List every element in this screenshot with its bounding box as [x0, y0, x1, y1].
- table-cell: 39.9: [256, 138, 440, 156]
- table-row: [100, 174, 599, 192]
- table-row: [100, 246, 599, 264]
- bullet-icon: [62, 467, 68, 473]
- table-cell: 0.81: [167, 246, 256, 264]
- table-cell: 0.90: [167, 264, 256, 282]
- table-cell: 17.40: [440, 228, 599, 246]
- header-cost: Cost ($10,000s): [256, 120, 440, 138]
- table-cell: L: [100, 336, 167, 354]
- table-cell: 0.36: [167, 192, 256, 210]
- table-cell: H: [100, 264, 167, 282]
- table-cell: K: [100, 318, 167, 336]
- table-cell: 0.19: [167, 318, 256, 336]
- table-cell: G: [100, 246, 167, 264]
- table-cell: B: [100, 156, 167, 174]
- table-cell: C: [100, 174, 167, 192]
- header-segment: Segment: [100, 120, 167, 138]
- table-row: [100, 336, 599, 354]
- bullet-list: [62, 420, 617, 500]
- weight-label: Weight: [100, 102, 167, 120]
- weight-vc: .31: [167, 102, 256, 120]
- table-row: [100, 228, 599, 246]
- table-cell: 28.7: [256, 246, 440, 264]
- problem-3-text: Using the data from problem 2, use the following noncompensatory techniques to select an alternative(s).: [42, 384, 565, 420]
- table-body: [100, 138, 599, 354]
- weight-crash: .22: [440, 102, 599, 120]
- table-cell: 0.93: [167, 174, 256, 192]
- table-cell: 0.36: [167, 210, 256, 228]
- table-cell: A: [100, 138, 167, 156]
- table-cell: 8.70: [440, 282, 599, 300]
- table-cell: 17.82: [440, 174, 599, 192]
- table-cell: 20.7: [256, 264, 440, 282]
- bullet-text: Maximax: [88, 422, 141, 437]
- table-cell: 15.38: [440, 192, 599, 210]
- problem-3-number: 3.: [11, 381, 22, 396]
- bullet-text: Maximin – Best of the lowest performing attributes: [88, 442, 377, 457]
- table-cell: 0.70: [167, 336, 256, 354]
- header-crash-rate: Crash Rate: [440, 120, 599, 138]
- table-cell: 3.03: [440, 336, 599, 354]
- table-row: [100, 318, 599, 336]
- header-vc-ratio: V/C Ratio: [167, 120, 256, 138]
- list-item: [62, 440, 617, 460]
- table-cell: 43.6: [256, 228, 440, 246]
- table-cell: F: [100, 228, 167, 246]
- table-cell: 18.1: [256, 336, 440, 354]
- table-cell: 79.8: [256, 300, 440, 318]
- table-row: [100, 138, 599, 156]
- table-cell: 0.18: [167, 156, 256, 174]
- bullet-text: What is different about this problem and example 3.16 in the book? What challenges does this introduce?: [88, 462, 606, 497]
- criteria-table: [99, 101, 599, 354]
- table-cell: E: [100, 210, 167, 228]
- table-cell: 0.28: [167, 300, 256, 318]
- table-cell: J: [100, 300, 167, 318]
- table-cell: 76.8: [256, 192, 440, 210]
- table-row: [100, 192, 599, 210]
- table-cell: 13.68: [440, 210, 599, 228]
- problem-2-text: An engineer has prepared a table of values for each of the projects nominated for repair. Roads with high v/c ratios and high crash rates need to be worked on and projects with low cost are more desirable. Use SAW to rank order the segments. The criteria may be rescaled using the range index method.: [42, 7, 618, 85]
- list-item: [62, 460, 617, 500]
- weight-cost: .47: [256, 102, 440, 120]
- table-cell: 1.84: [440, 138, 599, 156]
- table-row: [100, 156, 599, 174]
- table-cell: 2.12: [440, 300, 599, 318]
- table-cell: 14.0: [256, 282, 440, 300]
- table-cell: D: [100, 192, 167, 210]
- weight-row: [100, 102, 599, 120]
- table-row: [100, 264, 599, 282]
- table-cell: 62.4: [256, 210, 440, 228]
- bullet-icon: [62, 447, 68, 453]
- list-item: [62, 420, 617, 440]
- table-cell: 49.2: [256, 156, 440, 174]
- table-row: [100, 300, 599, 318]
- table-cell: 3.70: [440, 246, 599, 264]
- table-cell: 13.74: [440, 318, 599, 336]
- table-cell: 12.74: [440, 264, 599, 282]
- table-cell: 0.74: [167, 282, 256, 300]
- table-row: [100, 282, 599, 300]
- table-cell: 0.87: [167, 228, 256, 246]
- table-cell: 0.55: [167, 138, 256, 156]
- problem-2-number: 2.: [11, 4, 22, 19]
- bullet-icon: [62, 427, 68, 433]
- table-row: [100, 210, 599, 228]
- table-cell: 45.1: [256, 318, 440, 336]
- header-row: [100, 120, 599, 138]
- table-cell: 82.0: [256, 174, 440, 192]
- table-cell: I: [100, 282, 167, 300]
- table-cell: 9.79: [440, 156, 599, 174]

--------

TASK PROMPT: Extract each line of the records that contains the string "bullet". Matches must have the same uppercase and lowercase letters.

RESPONSE BELOW:
- bullet-icon: [62, 467, 68, 473]
- bullet-list: [62, 420, 617, 500]
- bullet-text: Maximax: [88, 422, 141, 437]
- bullet-text: Maximin – Best of the lowest performing attributes: [88, 442, 377, 457]
- bullet-text: What is different about this problem and example 3.16 in the book? What challenges does this introduce?: [88, 462, 606, 497]
- bullet-icon: [62, 447, 68, 453]
- bullet-icon: [62, 427, 68, 433]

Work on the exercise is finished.